>> start Exercise material
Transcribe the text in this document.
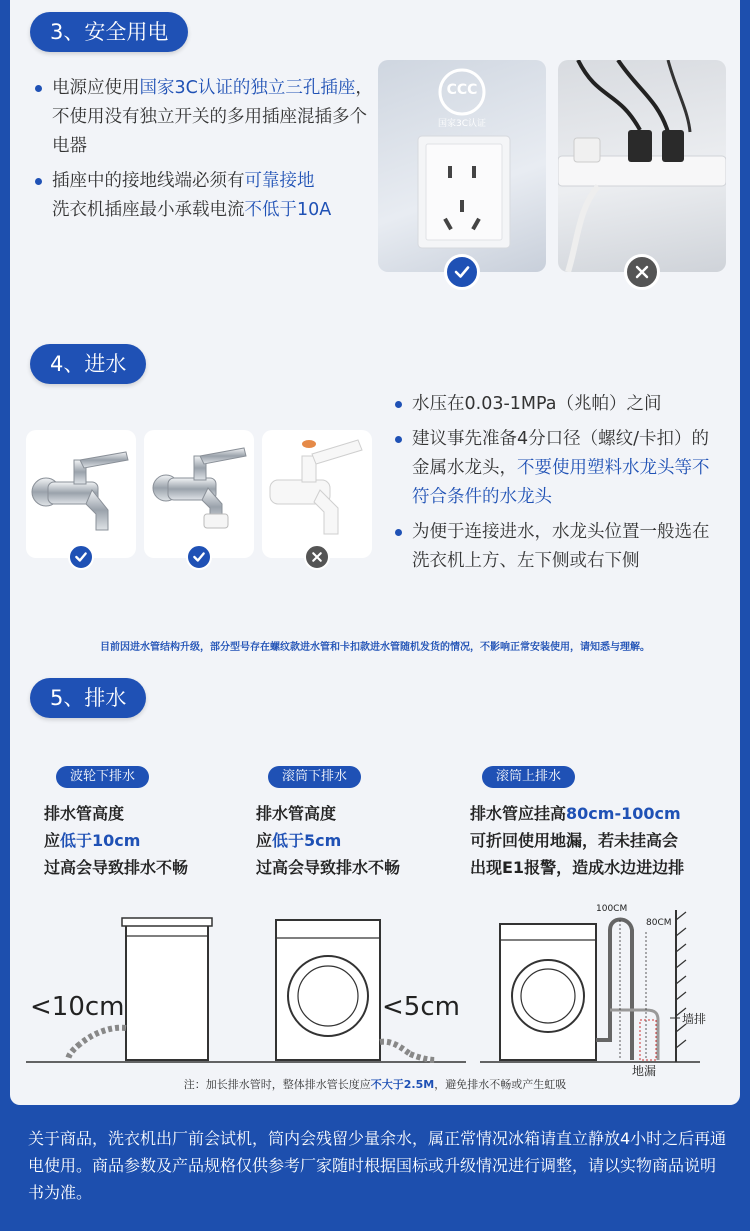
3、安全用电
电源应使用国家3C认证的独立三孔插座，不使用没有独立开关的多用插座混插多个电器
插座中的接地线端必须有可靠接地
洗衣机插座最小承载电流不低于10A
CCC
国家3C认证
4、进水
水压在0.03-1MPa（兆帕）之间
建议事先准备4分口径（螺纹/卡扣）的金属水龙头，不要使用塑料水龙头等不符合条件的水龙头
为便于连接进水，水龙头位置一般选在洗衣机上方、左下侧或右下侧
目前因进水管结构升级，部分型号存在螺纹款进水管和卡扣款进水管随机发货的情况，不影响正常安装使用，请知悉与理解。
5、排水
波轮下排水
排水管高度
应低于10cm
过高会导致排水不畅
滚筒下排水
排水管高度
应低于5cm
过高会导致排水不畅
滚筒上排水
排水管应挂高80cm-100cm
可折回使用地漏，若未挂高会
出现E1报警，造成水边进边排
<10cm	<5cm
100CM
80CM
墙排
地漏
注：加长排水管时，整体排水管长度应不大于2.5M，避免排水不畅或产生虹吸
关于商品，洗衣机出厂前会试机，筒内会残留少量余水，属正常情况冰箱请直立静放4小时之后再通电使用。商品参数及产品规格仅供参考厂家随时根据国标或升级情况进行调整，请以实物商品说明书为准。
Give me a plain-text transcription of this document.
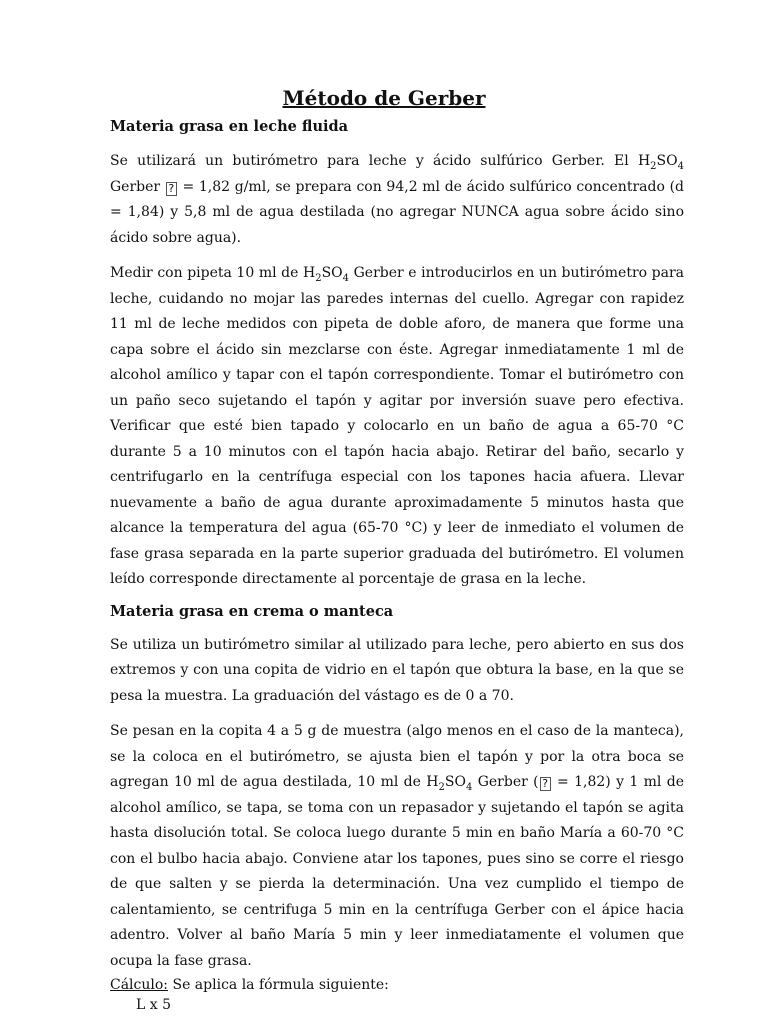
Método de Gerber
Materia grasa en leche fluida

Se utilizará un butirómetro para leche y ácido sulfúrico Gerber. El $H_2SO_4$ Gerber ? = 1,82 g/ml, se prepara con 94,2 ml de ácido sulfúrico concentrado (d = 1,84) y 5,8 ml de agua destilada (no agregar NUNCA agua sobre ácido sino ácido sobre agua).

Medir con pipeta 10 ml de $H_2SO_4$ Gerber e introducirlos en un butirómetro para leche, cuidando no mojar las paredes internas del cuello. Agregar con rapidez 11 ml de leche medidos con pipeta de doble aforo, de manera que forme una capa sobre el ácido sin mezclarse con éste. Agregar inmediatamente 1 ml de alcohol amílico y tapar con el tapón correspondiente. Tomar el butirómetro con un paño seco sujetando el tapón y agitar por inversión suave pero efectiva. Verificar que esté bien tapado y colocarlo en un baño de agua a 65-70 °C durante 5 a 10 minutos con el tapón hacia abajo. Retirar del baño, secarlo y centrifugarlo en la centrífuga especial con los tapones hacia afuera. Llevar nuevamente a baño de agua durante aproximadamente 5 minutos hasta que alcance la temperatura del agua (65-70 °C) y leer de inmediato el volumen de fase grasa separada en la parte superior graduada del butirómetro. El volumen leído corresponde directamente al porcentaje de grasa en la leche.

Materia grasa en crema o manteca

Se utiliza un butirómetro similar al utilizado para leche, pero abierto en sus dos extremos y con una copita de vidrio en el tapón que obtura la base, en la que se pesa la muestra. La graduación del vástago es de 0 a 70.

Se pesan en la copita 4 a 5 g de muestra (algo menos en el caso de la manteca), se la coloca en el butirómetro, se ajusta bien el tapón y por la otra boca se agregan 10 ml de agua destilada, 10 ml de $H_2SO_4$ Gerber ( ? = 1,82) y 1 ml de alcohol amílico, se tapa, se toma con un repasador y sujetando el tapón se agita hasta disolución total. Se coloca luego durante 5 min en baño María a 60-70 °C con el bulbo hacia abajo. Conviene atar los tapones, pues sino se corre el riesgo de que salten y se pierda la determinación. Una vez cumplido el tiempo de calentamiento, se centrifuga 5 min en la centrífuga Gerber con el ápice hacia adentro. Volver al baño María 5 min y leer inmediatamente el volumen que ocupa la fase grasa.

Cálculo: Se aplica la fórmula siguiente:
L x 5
>> end Exercise material
- [Task to carry out]: Quote all the lines above exactly as given. Do not include the pictures.

- [Answer below]:
Transcribe the text in this document.
3、安全用电
电源应使用国家3C认证的独立三孔插座，不使用没有独立开关的多用插座混插多个电器
插座中的接地线端必须有可靠接地
洗衣机插座最小承载电流不低于10A
CCC
国家3C认证
4、进水
水压在0.03-1MPa（兆帕）之间
建议事先准备4分口径（螺纹/卡扣）的金属水龙头，不要使用塑料水龙头等不符合条件的水龙头
为便于连接进水，水龙头位置一般选在洗衣机上方、左下侧或右下侧
目前因进水管结构升级，部分型号存在螺纹款进水管和卡扣款进水管随机发货的情况，不影响正常安装使用，请知悉与理解。
5、排水
波轮下排水
排水管高度
应低于10cm
过高会导致排水不畅
滚筒下排水
排水管高度
应低于5cm
过高会导致排水不畅
滚筒上排水
排水管应挂高80cm-100cm
可折回使用地漏，若未挂高会
出现E1报警，造成水边进边排
<10cm	<5cm
100CM
80CM
墙排
地漏
注：加长排水管时，整体排水管长度应不大于2.5M，避免排水不畅或产生虹吸
关于商品，洗衣机出厂前会试机，筒内会残留少量余水，属正常情况冰箱请直立静放4小时之后再通电使用。商品参数及产品规格仅供参考厂家随时根据国标或升级情况进行调整，请以实物商品说明书为准。
Give me a plain-text transcription of this document.
Método de Gerber
Materia grasa en leche fluida

Se utilizará un butirómetro para leche y ácido sulfúrico Gerber. El $H_2SO_4$ Gerber ? = 1,82 g/ml, se prepara con 94,2 ml de ácido sulfúrico concentrado (d = 1,84) y 5,8 ml de agua destilada (no agregar NUNCA agua sobre ácido sino ácido sobre agua).

Medir con pipeta 10 ml de $H_2SO_4$ Gerber e introducirlos en un butirómetro para leche, cuidando no mojar las paredes internas del cuello. Agregar con rapidez 11 ml de leche medidos con pipeta de doble aforo, de manera que forme una capa sobre el ácido sin mezclarse con éste. Agregar inmediatamente 1 ml de alcohol amílico y tapar con el tapón correspondiente. Tomar el butirómetro con un paño seco sujetando el tapón y agitar por inversión suave pero efectiva. Verificar que esté bien tapado y colocarlo en un baño de agua a 65-70 °C durante 5 a 10 minutos con el tapón hacia abajo. Retirar del baño, secarlo y centrifugarlo en la centrífuga especial con los tapones hacia afuera. Llevar nuevamente a baño de agua durante aproximadamente 5 minutos hasta que alcance la temperatura del agua (65-70 °C) y leer de inmediato el volumen de fase grasa separada en la parte superior graduada del butirómetro. El volumen leído corresponde directamente al porcentaje de grasa en la leche.

Materia grasa en crema o manteca

Se utiliza un butirómetro similar al utilizado para leche, pero abierto en sus dos extremos y con una copita de vidrio en el tapón que obtura la base, en la que se pesa la muestra. La graduación del vástago es de 0 a 70.

Se pesan en la copita 4 a 5 g de muestra (algo menos en el caso de la manteca), se la coloca en el butirómetro, se ajusta bien el tapón y por la otra boca se agregan 10 ml de agua destilada, 10 ml de $H_2SO_4$ Gerber ( ? = 1,82) y 1 ml de alcohol amílico, se tapa, se toma con un repasador y sujetando el tapón se agita hasta disolución total. Se coloca luego durante 5 min en baño María a 60-70 °C con el bulbo hacia abajo. Conviene atar los tapones, pues sino se corre el riesgo de que salten y se pierda la determinación. Una vez cumplido el tiempo de calentamiento, se centrifuga 5 min en la centrífuga Gerber con el ápice hacia adentro. Volver al baño María 5 min y leer inmediatamente el volumen que ocupa la fase grasa.

Cálculo: Se aplica la fórmula siguiente:
L x 5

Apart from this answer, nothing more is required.